AIM OF THE TASK | Turn the data lines into a JSON list of strings with one string per line and no blank lines. Begin at the line containing "v-position-icon bbox=[126, 182, 148, 204]" and stop after the line containing "aspect-ratio-icon bbox=[126, 78, 148, 100]".

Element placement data
---

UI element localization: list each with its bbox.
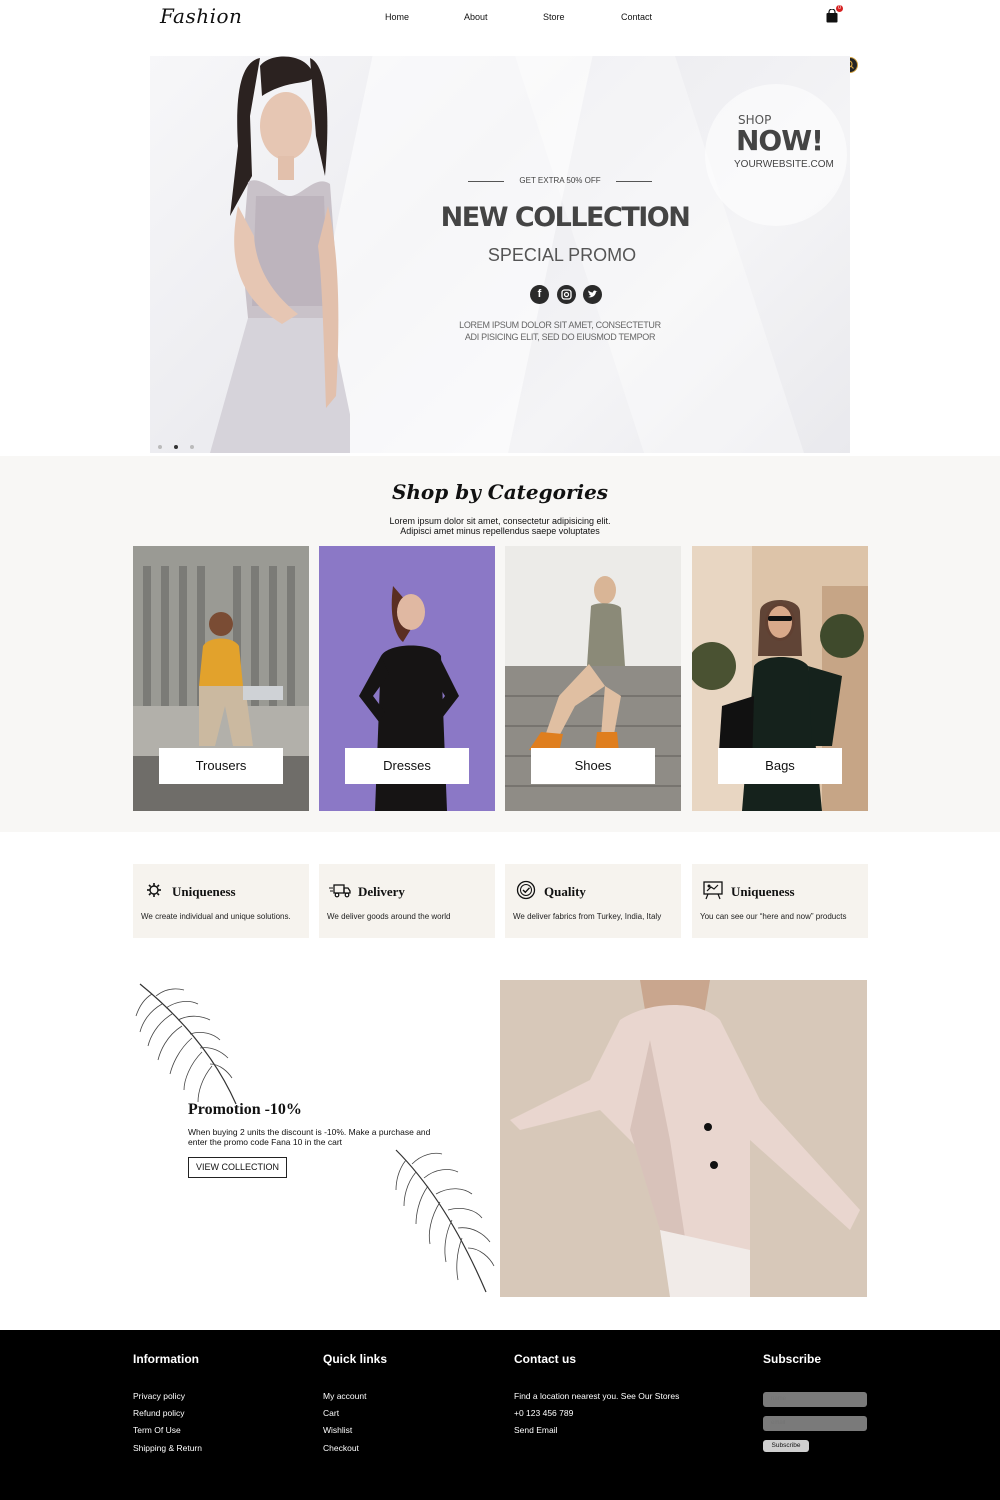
footer-contact-title: Contact us xyxy=(514,1352,577,1366)
hero-subtitle: SPECIAL PROMO xyxy=(487,245,637,265)
footer-link-checkout[interactable]: Checkout xyxy=(323,1443,359,1453)
leaf-decoration xyxy=(135,983,237,1105)
category-card-bags[interactable]: Bags xyxy=(692,546,868,811)
subscribe-email-input[interactable] xyxy=(763,1416,867,1431)
site-footer: Information Privacy policy Refund policy… xyxy=(0,1330,1000,1500)
feature-uniqueness-2: Uniqueness You can see our “here and now… xyxy=(692,864,868,938)
subscribe-button[interactable]: Subscribe xyxy=(763,1440,809,1452)
site-logo[interactable]: Fashion xyxy=(160,4,242,28)
truck-icon xyxy=(329,884,351,898)
feature-text: We create individual and unique solution… xyxy=(141,912,291,921)
feature-title: Uniqueness xyxy=(731,884,795,899)
footer-link-refund[interactable]: Refund policy xyxy=(133,1408,185,1418)
category-label: Trousers xyxy=(159,748,283,784)
nav-contact[interactable]: Contact xyxy=(621,12,652,22)
footer-link-wishlist[interactable]: Wishlist xyxy=(323,1425,352,1435)
categories-description: Lorem ipsum dolor sit amet, consectetur … xyxy=(389,516,611,536)
feature-title: Delivery xyxy=(358,884,405,899)
hero-banner: SHOP NOW! YOURWEBSITE.COM GET EXTRA 50% … xyxy=(150,56,850,453)
facebook-icon[interactable]: f xyxy=(530,285,549,304)
slider-dot-1[interactable] xyxy=(158,445,162,449)
footer-information-title: Information xyxy=(133,1352,199,1366)
footer-subscribe-title: Subscribe xyxy=(763,1352,822,1366)
feature-text: You can see our “here and now” products xyxy=(700,912,847,921)
cart-count-badge: 0 xyxy=(836,5,843,12)
instagram-icon[interactable] xyxy=(557,285,576,304)
category-card-dresses[interactable]: Dresses xyxy=(319,546,495,811)
promo-text: When buying 2 units the discount is -10%… xyxy=(188,1127,431,1147)
gear-icon xyxy=(147,883,161,897)
hero-model-image xyxy=(210,56,350,453)
slider-dot-3[interactable] xyxy=(190,445,194,449)
category-label: Bags xyxy=(718,748,842,784)
footer-link-stores[interactable]: Find a location nearest you. See Our Sto… xyxy=(514,1391,679,1401)
shop-url: YOURWEBSITE.COM xyxy=(734,159,834,170)
nav-store[interactable]: Store xyxy=(543,12,565,22)
category-label: Shoes xyxy=(531,748,655,784)
footer-link-cart[interactable]: Cart xyxy=(323,1408,339,1418)
footer-send-email[interactable]: Send Email xyxy=(514,1425,557,1435)
slider-dot-2[interactable] xyxy=(174,445,178,449)
categories-section: Shop by Categories Lorem ipsum dolor sit… xyxy=(0,456,1000,832)
categories-title: Shop by Categories xyxy=(391,480,609,504)
promo-title: Promotion -10% xyxy=(188,1101,302,1118)
feature-uniqueness: Uniqueness We create individual and uniq… xyxy=(133,864,309,938)
category-card-shoes[interactable]: Shoes xyxy=(505,546,681,811)
hero-description: LOREM IPSUM DOLOR SIT AMET, CONSECTETUR … xyxy=(459,320,661,342)
presentation-icon xyxy=(703,881,723,900)
promo-photo xyxy=(500,980,867,1297)
quality-badge-icon xyxy=(516,880,536,900)
hero-title: NEW COLLECTION xyxy=(440,202,691,233)
hero-offer: GET EXTRA 50% OFF xyxy=(519,176,601,185)
shop-now-label: NOW! xyxy=(736,124,824,157)
feature-text: We deliver fabrics from Turkey, India, I… xyxy=(513,912,662,921)
footer-phone[interactable]: +0 123 456 789 xyxy=(514,1408,573,1418)
footer-link-account[interactable]: My account xyxy=(323,1391,366,1401)
feature-delivery: Delivery We deliver goods around the wor… xyxy=(319,864,495,938)
site-header: Fashion Home About Store Contact 0 xyxy=(0,0,1000,40)
subscribe-name-input[interactable] xyxy=(763,1392,867,1407)
footer-link-privacy[interactable]: Privacy policy xyxy=(133,1391,185,1401)
feature-text: We deliver goods around the world xyxy=(327,912,451,921)
footer-link-terms[interactable]: Term Of Use xyxy=(133,1425,181,1435)
footer-link-shipping[interactable]: Shipping & Return xyxy=(133,1443,202,1453)
nav-home[interactable]: Home xyxy=(385,12,409,22)
category-label: Dresses xyxy=(345,748,469,784)
feature-quality: Quality We deliver fabrics from Turkey, … xyxy=(505,864,681,938)
feature-title: Uniqueness xyxy=(172,884,236,899)
leaf-decoration xyxy=(395,1149,495,1293)
category-card-trousers[interactable]: Trousers xyxy=(133,546,309,811)
nav-about[interactable]: About xyxy=(464,12,488,22)
footer-quick-links-title: Quick links xyxy=(323,1352,388,1366)
feature-title: Quality xyxy=(544,884,586,899)
twitter-icon[interactable] xyxy=(583,285,602,304)
view-collection-button[interactable]: VIEW COLLECTION xyxy=(188,1157,287,1178)
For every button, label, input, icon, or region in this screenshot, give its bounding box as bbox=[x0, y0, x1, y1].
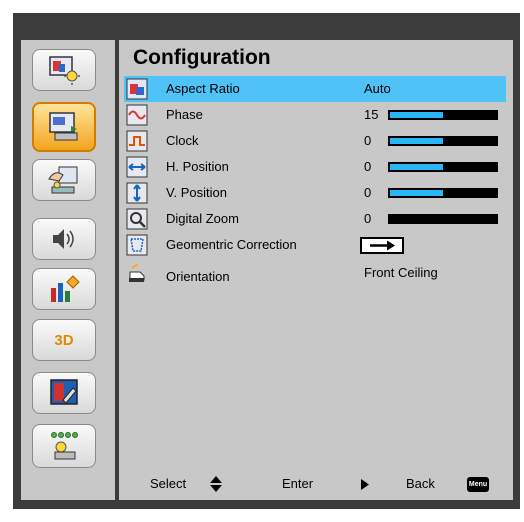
v-position-icon bbox=[126, 182, 148, 204]
h-position-slider[interactable] bbox=[388, 162, 498, 172]
phase-slider-fill bbox=[390, 112, 443, 118]
menu-key-label: Menu bbox=[468, 481, 488, 488]
sidebar-item-installation[interactable] bbox=[32, 159, 96, 201]
menu-row-label: Phase bbox=[166, 107, 203, 122]
aspect-ratio-icon bbox=[126, 78, 148, 100]
digital-zoom-icon bbox=[126, 208, 148, 230]
phase-slider[interactable] bbox=[388, 110, 498, 120]
menu-row-aspect-ratio[interactable]: Aspect Ratio Auto bbox=[124, 76, 506, 102]
footer-select-label: Select bbox=[150, 476, 187, 491]
menu-row-label: Aspect Ratio bbox=[166, 81, 240, 96]
menu-row-clock[interactable]: Clock 0 bbox=[124, 128, 506, 154]
clock-icon bbox=[126, 130, 148, 152]
digital-zoom-slider[interactable] bbox=[388, 214, 498, 224]
sidebar-item-3d[interactable]: 3D bbox=[32, 319, 96, 361]
v-position-value: 0 bbox=[364, 185, 372, 200]
screen: 3D Configuration Aspect Ratio Auto Phase… bbox=[0, 0, 524, 522]
3d-icon: 3D bbox=[54, 331, 74, 349]
v-position-slider-fill bbox=[390, 190, 443, 196]
clock-slider-fill bbox=[390, 138, 443, 144]
menu-row-orientation[interactable]: Orientation Front Ceiling bbox=[124, 260, 506, 286]
h-position-value: 0 bbox=[364, 159, 372, 174]
enter-submenu-button[interactable] bbox=[360, 237, 404, 254]
menu-row-phase[interactable]: Phase 15 bbox=[124, 102, 506, 128]
v-position-slider[interactable] bbox=[388, 188, 498, 198]
page-title: Configuration bbox=[133, 46, 271, 69]
color-icon bbox=[50, 379, 78, 405]
menu-row-digital-zoom[interactable]: Digital Zoom 0 bbox=[124, 206, 506, 232]
sidebar-item-network[interactable] bbox=[32, 424, 96, 468]
digital-zoom-value: 0 bbox=[364, 211, 372, 226]
menu-row-label: Orientation bbox=[166, 269, 230, 284]
sidebar-item-options[interactable] bbox=[32, 268, 96, 310]
menu-row-h-position[interactable]: H. Position 0 bbox=[124, 154, 506, 180]
sidebar-item-audio[interactable] bbox=[32, 218, 96, 260]
menu-row-geometric-correction[interactable]: Geomentric Correction bbox=[124, 232, 506, 258]
play-arrow-icon bbox=[361, 479, 369, 490]
aspect-ratio-value: Auto bbox=[364, 81, 391, 96]
footer-enter-label: Enter bbox=[282, 476, 314, 491]
menu-row-label: Digital Zoom bbox=[166, 211, 239, 226]
phase-value: 15 bbox=[364, 107, 379, 122]
options-icon bbox=[51, 275, 80, 302]
menu-row-label: Clock bbox=[166, 133, 199, 148]
arrow-right-icon bbox=[370, 240, 395, 251]
geometric-correction-icon bbox=[126, 234, 148, 256]
configuration-icon bbox=[49, 112, 78, 141]
menu-row-label: V. Position bbox=[166, 185, 227, 200]
menu-row-v-position[interactable]: V. Position 0 bbox=[124, 180, 506, 206]
orientation-icon bbox=[129, 263, 145, 282]
clock-value: 0 bbox=[364, 133, 372, 148]
orientation-value: Front Ceiling bbox=[364, 265, 438, 280]
installation-icon bbox=[48, 166, 78, 194]
network-icon bbox=[51, 432, 78, 460]
h-position-slider-fill bbox=[390, 164, 443, 170]
image-settings-icon bbox=[49, 56, 80, 85]
sidebar-item-configuration[interactable] bbox=[32, 102, 96, 152]
menu-key-icon: Menu bbox=[467, 477, 489, 492]
clock-slider[interactable] bbox=[388, 136, 498, 146]
phase-icon bbox=[126, 104, 148, 126]
menu-row-label: H. Position bbox=[166, 159, 229, 174]
menu-row-label: Geomentric Correction bbox=[166, 237, 297, 252]
up-down-arrow-icon bbox=[210, 476, 222, 492]
h-position-icon bbox=[126, 156, 148, 178]
sidebar-item-color[interactable] bbox=[32, 372, 96, 414]
audio-icon bbox=[53, 229, 74, 249]
sidebar-item-image-settings[interactable] bbox=[32, 49, 96, 91]
footer-back-label: Back bbox=[406, 476, 435, 491]
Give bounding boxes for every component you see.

---

WORKED SOLUTION |
[
  "v-position-icon bbox=[126, 182, 148, 204]",
  "h-position-slider[interactable] bbox=[388, 162, 498, 172]",
  "phase-slider-fill bbox=[390, 112, 443, 118]",
  "menu-key-label: Menu bbox=[468, 481, 488, 488]",
  "sidebar-item-installation[interactable] bbox=[32, 159, 96, 201]",
  "menu-row-label: Phase bbox=[166, 107, 203, 122]",
  "aspect-ratio-icon bbox=[126, 78, 148, 100]"
]